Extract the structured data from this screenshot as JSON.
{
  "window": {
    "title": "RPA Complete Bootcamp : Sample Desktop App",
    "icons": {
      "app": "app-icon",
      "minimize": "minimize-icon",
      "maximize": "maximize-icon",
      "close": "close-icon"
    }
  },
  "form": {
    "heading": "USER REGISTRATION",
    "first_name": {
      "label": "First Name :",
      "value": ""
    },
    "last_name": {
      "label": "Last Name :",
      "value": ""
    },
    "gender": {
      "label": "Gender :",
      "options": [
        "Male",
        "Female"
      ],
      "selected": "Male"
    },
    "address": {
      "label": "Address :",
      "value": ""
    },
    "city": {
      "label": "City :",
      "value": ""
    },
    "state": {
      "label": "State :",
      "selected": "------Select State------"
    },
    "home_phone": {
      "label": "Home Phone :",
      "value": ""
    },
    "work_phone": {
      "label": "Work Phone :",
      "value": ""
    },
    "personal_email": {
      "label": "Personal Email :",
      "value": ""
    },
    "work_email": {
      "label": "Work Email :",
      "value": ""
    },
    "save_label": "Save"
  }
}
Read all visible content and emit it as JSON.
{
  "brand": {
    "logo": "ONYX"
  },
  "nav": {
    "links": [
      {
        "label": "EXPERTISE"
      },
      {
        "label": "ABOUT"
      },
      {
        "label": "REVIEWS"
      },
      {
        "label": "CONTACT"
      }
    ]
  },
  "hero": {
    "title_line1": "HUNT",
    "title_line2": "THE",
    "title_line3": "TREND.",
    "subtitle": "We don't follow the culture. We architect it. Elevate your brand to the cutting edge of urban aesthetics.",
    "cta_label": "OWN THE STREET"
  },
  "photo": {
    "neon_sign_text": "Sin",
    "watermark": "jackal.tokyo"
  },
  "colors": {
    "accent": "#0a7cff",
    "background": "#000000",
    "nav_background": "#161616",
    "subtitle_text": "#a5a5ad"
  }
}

===

**Goal**
Write all of the records out again exactly.

**The reply**
Extract the structured data from this screenshot as JSON.
{
  "window": {
    "title": "RPA Complete Bootcamp : Sample Desktop App",
    "icons": {
      "app": "app-icon",
      "minimize": "minimize-icon",
      "maximize": "maximize-icon",
      "close": "close-icon"
    }
  },
  "form": {
    "heading": "USER REGISTRATION",
    "first_name": {
      "label": "First Name :",
      "value": ""
    },
    "last_name": {
      "label": "Last Name :",
      "value": ""
    },
    "gender": {
      "label": "Gender :",
      "options": [
        "Male",
        "Female"
      ],
      "selected": "Male"
    },
    "address": {
      "label": "Address :",
      "value": ""
    },
    "city": {
      "label": "City :",
      "value": ""
    },
    "state": {
      "label": "State :",
      "selected": "------Select State------"
    },
    "home_phone": {
      "label": "Home Phone :",
      "value": ""
    },
    "work_phone": {
      "label": "Work Phone :",
      "value": ""
    },
    "personal_email": {
      "label": "Personal Email :",
      "value": ""
    },
    "work_email": {
      "label": "Work Email :",
      "value": ""
    },
    "save_label": "Save"
  }
}
Read all visible content and emit it as JSON.
{
  "brand": {
    "logo": "ONYX"
  },
  "nav": {
    "links": [
      {
        "label": "EXPERTISE"
      },
      {
        "label": "ABOUT"
      },
      {
        "label": "REVIEWS"
      },
      {
        "label": "CONTACT"
      }
    ]
  },
  "hero": {
    "title_line1": "HUNT",
    "title_line2": "THE",
    "title_line3": "TREND.",
    "subtitle": "We don't follow the culture. We architect it. Elevate your brand to the cutting edge of urban aesthetics.",
    "cta_label": "OWN THE STREET"
  },
  "photo": {
    "neon_sign_text": "Sin",
    "watermark": "jackal.tokyo"
  },
  "colors": {
    "accent": "#0a7cff",
    "background": "#000000",
    "nav_background": "#161616",
    "subtitle_text": "#a5a5ad"
  }
}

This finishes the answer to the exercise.